THE PROBLEM:
Repeat every record exactly as given.

ENTRIES PROVIDED:

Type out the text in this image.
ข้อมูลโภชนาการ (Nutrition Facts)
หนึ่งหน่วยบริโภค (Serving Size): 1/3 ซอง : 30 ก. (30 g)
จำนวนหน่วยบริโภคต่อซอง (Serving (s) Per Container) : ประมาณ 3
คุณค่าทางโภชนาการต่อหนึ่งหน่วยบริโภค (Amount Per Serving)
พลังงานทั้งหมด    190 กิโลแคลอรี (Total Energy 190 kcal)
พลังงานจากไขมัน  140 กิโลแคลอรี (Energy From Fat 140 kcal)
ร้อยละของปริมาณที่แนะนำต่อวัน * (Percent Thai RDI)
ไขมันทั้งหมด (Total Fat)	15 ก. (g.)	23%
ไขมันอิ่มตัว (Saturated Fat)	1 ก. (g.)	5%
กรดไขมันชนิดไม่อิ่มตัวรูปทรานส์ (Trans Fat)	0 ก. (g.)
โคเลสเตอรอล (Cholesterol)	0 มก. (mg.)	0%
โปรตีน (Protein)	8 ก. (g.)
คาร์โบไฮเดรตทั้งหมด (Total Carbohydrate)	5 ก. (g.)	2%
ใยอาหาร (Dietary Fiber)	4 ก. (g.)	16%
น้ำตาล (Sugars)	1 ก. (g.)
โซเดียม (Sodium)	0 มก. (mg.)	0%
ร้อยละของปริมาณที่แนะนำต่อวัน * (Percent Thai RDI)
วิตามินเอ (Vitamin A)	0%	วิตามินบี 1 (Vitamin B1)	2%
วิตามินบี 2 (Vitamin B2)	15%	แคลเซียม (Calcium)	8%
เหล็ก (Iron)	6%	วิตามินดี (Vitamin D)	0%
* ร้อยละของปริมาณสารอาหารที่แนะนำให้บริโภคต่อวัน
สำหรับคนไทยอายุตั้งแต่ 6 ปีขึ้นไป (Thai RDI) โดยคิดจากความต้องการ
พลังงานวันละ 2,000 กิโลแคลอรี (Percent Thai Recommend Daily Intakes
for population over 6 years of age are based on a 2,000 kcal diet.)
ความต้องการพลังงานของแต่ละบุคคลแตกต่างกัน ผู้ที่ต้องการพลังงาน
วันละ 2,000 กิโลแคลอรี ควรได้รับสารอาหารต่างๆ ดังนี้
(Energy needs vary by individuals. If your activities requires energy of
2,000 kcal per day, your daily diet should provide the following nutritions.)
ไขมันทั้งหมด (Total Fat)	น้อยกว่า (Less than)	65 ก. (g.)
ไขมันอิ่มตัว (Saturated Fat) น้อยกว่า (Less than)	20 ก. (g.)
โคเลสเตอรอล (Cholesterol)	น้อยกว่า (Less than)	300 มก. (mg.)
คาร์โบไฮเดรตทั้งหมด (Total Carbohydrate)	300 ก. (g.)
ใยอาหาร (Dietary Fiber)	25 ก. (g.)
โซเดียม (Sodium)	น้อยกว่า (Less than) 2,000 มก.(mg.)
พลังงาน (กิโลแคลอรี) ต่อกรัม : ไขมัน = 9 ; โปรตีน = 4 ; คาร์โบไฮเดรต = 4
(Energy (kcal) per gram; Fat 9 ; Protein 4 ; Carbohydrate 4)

FINISHED TASK:
Type out the text in this image.
ข้อมูลโภชนาการ (Nutrition Facts)
หนึ่งหน่วยบริโภค (Serving Size): 1/3 ซอง : 30 ก. (30 g)
จำนวนหน่วยบริโภคต่อซอง (Serving (s) Per Container) : ประมาณ 3
คุณค่าทางโภชนาการต่อหนึ่งหน่วยบริโภค (Amount Per Serving)
พลังงานทั้งหมด    190 กิโลแคลอรี (Total Energy 190 kcal)
พลังงานจากไขมัน  140 กิโลแคลอรี (Energy From Fat 140 kcal)
ร้อยละของปริมาณที่แนะนำต่อวัน * (Percent Thai RDI)
ไขมันทั้งหมด (Total Fat)	15 ก. (g.)	23%
ไขมันอิ่มตัว (Saturated Fat)	1 ก. (g.)	5%
กรดไขมันชนิดไม่อิ่มตัวรูปทรานส์ (Trans Fat)	0 ก. (g.)
โคเลสเตอรอล (Cholesterol)	0 มก. (mg.)	0%
โปรตีน (Protein)	8 ก. (g.)
คาร์โบไฮเดรตทั้งหมด (Total Carbohydrate)	5 ก. (g.)	2%
ใยอาหาร (Dietary Fiber)	4 ก. (g.)	16%
น้ำตาล (Sugars)	1 ก. (g.)
โซเดียม (Sodium)	0 มก. (mg.)	0%
ร้อยละของปริมาณที่แนะนำต่อวัน * (Percent Thai RDI)
วิตามินเอ (Vitamin A)	0%	วิตามินบี 1 (Vitamin B1)	2%
วิตามินบี 2 (Vitamin B2)	15%	แคลเซียม (Calcium)	8%
เหล็ก (Iron)	6%	วิตามินดี (Vitamin D)	0%
* ร้อยละของปริมาณสารอาหารที่แนะนำให้บริโภคต่อวัน
สำหรับคนไทยอายุตั้งแต่ 6 ปีขึ้นไป (Thai RDI) โดยคิดจากความต้องการ
พลังงานวันละ 2,000 กิโลแคลอรี (Percent Thai Recommend Daily Intakes
for population over 6 years of age are based on a 2,000 kcal diet.)
ความต้องการพลังงานของแต่ละบุคคลแตกต่างกัน ผู้ที่ต้องการพลังงาน
วันละ 2,000 กิโลแคลอรี ควรได้รับสารอาหารต่างๆ ดังนี้
(Energy needs vary by individuals. If your activities requires energy of
2,000 kcal per day, your daily diet should provide the following nutritions.)
ไขมันทั้งหมด (Total Fat)	น้อยกว่า (Less than)	65 ก. (g.)
ไขมันอิ่มตัว (Saturated Fat) น้อยกว่า (Less than)	20 ก. (g.)
โคเลสเตอรอล (Cholesterol)	น้อยกว่า (Less than)	300 มก. (mg.)
คาร์โบไฮเดรตทั้งหมด (Total Carbohydrate)	300 ก. (g.)
ใยอาหาร (Dietary Fiber)	25 ก. (g.)
โซเดียม (Sodium)	น้อยกว่า (Less than) 2,000 มก.(mg.)
พลังงาน (กิโลแคลอรี) ต่อกรัม : ไขมัน = 9 ; โปรตีน = 4 ; คาร์โบไฮเดรต = 4
(Energy (kcal) per gram; Fat 9 ; Protein 4 ; Carbohydrate 4)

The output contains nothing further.